Write the listing out again, all of it, word for word.
BEGIN Material for this exercise
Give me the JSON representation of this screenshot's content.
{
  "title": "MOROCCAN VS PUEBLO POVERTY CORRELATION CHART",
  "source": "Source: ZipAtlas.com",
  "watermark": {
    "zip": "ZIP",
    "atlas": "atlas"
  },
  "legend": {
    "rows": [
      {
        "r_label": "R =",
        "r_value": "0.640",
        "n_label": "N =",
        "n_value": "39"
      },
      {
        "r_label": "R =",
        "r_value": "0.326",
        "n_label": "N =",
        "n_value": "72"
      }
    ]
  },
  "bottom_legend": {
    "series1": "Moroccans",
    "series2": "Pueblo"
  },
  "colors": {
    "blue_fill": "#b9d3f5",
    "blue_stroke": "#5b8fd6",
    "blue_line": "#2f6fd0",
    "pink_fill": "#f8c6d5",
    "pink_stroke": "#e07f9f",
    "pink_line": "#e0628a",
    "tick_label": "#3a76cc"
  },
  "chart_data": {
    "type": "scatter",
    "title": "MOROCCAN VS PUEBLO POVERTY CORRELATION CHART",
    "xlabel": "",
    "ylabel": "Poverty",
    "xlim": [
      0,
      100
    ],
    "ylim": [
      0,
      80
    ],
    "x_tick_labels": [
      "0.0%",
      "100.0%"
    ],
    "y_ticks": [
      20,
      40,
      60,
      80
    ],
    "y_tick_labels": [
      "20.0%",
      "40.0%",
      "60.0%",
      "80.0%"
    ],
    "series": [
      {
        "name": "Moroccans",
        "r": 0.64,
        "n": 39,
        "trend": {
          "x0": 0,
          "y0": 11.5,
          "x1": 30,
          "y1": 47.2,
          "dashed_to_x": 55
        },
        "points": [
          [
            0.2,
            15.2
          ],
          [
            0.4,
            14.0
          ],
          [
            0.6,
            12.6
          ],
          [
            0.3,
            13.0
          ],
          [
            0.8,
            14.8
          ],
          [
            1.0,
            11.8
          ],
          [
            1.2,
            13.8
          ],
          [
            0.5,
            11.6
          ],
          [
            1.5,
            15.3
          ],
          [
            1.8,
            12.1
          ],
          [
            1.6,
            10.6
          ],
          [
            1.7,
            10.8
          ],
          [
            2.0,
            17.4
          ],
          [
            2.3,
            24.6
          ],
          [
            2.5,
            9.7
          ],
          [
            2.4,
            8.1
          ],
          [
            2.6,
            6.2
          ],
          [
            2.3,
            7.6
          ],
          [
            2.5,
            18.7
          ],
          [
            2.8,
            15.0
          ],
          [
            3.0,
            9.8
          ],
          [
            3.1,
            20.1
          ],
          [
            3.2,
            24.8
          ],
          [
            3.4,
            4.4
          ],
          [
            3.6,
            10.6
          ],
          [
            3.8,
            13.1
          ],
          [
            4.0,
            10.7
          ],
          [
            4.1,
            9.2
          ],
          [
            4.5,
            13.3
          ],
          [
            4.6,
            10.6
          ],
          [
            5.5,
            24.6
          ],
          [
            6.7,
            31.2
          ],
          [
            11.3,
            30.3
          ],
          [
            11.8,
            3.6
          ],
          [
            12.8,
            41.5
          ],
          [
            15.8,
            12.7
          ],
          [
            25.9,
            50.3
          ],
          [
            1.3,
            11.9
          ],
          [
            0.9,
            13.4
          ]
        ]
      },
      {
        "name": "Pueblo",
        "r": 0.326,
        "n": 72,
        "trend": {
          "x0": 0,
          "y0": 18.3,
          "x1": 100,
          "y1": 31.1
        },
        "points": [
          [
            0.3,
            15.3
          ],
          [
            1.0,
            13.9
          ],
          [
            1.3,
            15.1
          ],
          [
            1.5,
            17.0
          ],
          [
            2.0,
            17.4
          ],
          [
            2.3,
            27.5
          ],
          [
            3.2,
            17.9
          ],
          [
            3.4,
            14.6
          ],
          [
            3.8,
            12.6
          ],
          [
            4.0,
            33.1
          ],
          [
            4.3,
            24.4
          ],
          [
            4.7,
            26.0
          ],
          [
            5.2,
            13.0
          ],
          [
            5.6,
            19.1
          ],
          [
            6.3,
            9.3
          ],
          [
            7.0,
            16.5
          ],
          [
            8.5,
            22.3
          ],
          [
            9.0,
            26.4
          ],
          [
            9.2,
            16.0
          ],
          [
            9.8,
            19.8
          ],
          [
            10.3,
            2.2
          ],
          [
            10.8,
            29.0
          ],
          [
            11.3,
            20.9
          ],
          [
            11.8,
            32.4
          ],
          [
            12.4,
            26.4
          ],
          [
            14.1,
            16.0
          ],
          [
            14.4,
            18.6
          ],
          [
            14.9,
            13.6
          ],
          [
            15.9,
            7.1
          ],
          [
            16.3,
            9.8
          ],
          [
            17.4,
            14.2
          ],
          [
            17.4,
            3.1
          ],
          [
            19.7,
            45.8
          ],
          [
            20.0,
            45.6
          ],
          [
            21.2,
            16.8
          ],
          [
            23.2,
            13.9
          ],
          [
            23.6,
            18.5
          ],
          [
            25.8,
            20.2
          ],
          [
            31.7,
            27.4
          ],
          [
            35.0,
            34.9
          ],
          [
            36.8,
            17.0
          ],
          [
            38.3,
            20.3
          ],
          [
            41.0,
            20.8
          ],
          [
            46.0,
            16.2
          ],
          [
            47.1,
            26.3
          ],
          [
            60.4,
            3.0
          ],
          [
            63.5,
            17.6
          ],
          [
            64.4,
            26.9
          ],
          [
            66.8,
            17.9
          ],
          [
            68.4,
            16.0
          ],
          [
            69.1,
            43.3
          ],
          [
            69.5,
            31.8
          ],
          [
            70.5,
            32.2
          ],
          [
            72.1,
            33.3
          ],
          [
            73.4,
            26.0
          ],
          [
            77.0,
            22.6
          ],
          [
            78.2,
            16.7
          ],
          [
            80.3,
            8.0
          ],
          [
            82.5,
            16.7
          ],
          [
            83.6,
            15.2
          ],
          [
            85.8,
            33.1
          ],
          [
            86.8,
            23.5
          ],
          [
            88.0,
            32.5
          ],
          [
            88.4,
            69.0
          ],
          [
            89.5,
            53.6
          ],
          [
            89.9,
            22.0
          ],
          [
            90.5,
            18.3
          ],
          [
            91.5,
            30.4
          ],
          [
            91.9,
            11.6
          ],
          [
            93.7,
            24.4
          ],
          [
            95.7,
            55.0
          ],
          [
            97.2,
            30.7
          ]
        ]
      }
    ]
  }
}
END Material for this exercise
- Answer for the task -
Give me the JSON representation of this screenshot's content.
{
  "title": "MOROCCAN VS PUEBLO POVERTY CORRELATION CHART",
  "source": "Source: ZipAtlas.com",
  "watermark": {
    "zip": "ZIP",
    "atlas": "atlas"
  },
  "legend": {
    "rows": [
      {
        "r_label": "R =",
        "r_value": "0.640",
        "n_label": "N =",
        "n_value": "39"
      },
      {
        "r_label": "R =",
        "r_value": "0.326",
        "n_label": "N =",
        "n_value": "72"
      }
    ]
  },
  "bottom_legend": {
    "series1": "Moroccans",
    "series2": "Pueblo"
  },
  "colors": {
    "blue_fill": "#b9d3f5",
    "blue_stroke": "#5b8fd6",
    "blue_line": "#2f6fd0",
    "pink_fill": "#f8c6d5",
    "pink_stroke": "#e07f9f",
    "pink_line": "#e0628a",
    "tick_label": "#3a76cc"
  },
  "chart_data": {
    "type": "scatter",
    "title": "MOROCCAN VS PUEBLO POVERTY CORRELATION CHART",
    "xlabel": "",
    "ylabel": "Poverty",
    "xlim": [
      0,
      100
    ],
    "ylim": [
      0,
      80
    ],
    "x_tick_labels": [
      "0.0%",
      "100.0%"
    ],
    "y_ticks": [
      20,
      40,
      60,
      80
    ],
    "y_tick_labels": [
      "20.0%",
      "40.0%",
      "60.0%",
      "80.0%"
    ],
    "series": [
      {
        "name": "Moroccans",
        "r": 0.64,
        "n": 39,
        "trend": {
          "x0": 0,
          "y0": 11.5,
          "x1": 30,
          "y1": 47.2,
          "dashed_to_x": 55
        },
        "points": [
          [
            0.2,
            15.2
          ],
          [
            0.4,
            14.0
          ],
          [
            0.6,
            12.6
          ],
          [
            0.3,
            13.0
          ],
          [
            0.8,
            14.8
          ],
          [
            1.0,
            11.8
          ],
          [
            1.2,
            13.8
          ],
          [
            0.5,
            11.6
          ],
          [
            1.5,
            15.3
          ],
          [
            1.8,
            12.1
          ],
          [
            1.6,
            10.6
          ],
          [
            1.7,
            10.8
          ],
          [
            2.0,
            17.4
          ],
          [
            2.3,
            24.6
          ],
          [
            2.5,
            9.7
          ],
          [
            2.4,
            8.1
          ],
          [
            2.6,
            6.2
          ],
          [
            2.3,
            7.6
          ],
          [
            2.5,
            18.7
          ],
          [
            2.8,
            15.0
          ],
          [
            3.0,
            9.8
          ],
          [
            3.1,
            20.1
          ],
          [
            3.2,
            24.8
          ],
          [
            3.4,
            4.4
          ],
          [
            3.6,
            10.6
          ],
          [
            3.8,
            13.1
          ],
          [
            4.0,
            10.7
          ],
          [
            4.1,
            9.2
          ],
          [
            4.5,
            13.3
          ],
          [
            4.6,
            10.6
          ],
          [
            5.5,
            24.6
          ],
          [
            6.7,
            31.2
          ],
          [
            11.3,
            30.3
          ],
          [
            11.8,
            3.6
          ],
          [
            12.8,
            41.5
          ],
          [
            15.8,
            12.7
          ],
          [
            25.9,
            50.3
          ],
          [
            1.3,
            11.9
          ],
          [
            0.9,
            13.4
          ]
        ]
      },
      {
        "name": "Pueblo",
        "r": 0.326,
        "n": 72,
        "trend": {
          "x0": 0,
          "y0": 18.3,
          "x1": 100,
          "y1": 31.1
        },
        "points": [
          [
            0.3,
            15.3
          ],
          [
            1.0,
            13.9
          ],
          [
            1.3,
            15.1
          ],
          [
            1.5,
            17.0
          ],
          [
            2.0,
            17.4
          ],
          [
            2.3,
            27.5
          ],
          [
            3.2,
            17.9
          ],
          [
            3.4,
            14.6
          ],
          [
            3.8,
            12.6
          ],
          [
            4.0,
            33.1
          ],
          [
            4.3,
            24.4
          ],
          [
            4.7,
            26.0
          ],
          [
            5.2,
            13.0
          ],
          [
            5.6,
            19.1
          ],
          [
            6.3,
            9.3
          ],
          [
            7.0,
            16.5
          ],
          [
            8.5,
            22.3
          ],
          [
            9.0,
            26.4
          ],
          [
            9.2,
            16.0
          ],
          [
            9.8,
            19.8
          ],
          [
            10.3,
            2.2
          ],
          [
            10.8,
            29.0
          ],
          [
            11.3,
            20.9
          ],
          [
            11.8,
            32.4
          ],
          [
            12.4,
            26.4
          ],
          [
            14.1,
            16.0
          ],
          [
            14.4,
            18.6
          ],
          [
            14.9,
            13.6
          ],
          [
            15.9,
            7.1
          ],
          [
            16.3,
            9.8
          ],
          [
            17.4,
            14.2
          ],
          [
            17.4,
            3.1
          ],
          [
            19.7,
            45.8
          ],
          [
            20.0,
            45.6
          ],
          [
            21.2,
            16.8
          ],
          [
            23.2,
            13.9
          ],
          [
            23.6,
            18.5
          ],
          [
            25.8,
            20.2
          ],
          [
            31.7,
            27.4
          ],
          [
            35.0,
            34.9
          ],
          [
            36.8,
            17.0
          ],
          [
            38.3,
            20.3
          ],
          [
            41.0,
            20.8
          ],
          [
            46.0,
            16.2
          ],
          [
            47.1,
            26.3
          ],
          [
            60.4,
            3.0
          ],
          [
            63.5,
            17.6
          ],
          [
            64.4,
            26.9
          ],
          [
            66.8,
            17.9
          ],
          [
            68.4,
            16.0
          ],
          [
            69.1,
            43.3
          ],
          [
            69.5,
            31.8
          ],
          [
            70.5,
            32.2
          ],
          [
            72.1,
            33.3
          ],
          [
            73.4,
            26.0
          ],
          [
            77.0,
            22.6
          ],
          [
            78.2,
            16.7
          ],
          [
            80.3,
            8.0
          ],
          [
            82.5,
            16.7
          ],
          [
            83.6,
            15.2
          ],
          [
            85.8,
            33.1
          ],
          [
            86.8,
            23.5
          ],
          [
            88.0,
            32.5
          ],
          [
            88.4,
            69.0
          ],
          [
            89.5,
            53.6
          ],
          [
            89.9,
            22.0
          ],
          [
            90.5,
            18.3
          ],
          [
            91.5,
            30.4
          ],
          [
            91.9,
            11.6
          ],
          [
            93.7,
            24.4
          ],
          [
            95.7,
            55.0
          ],
          [
            97.2,
            30.7
          ]
        ]
      }
    ]
  }
}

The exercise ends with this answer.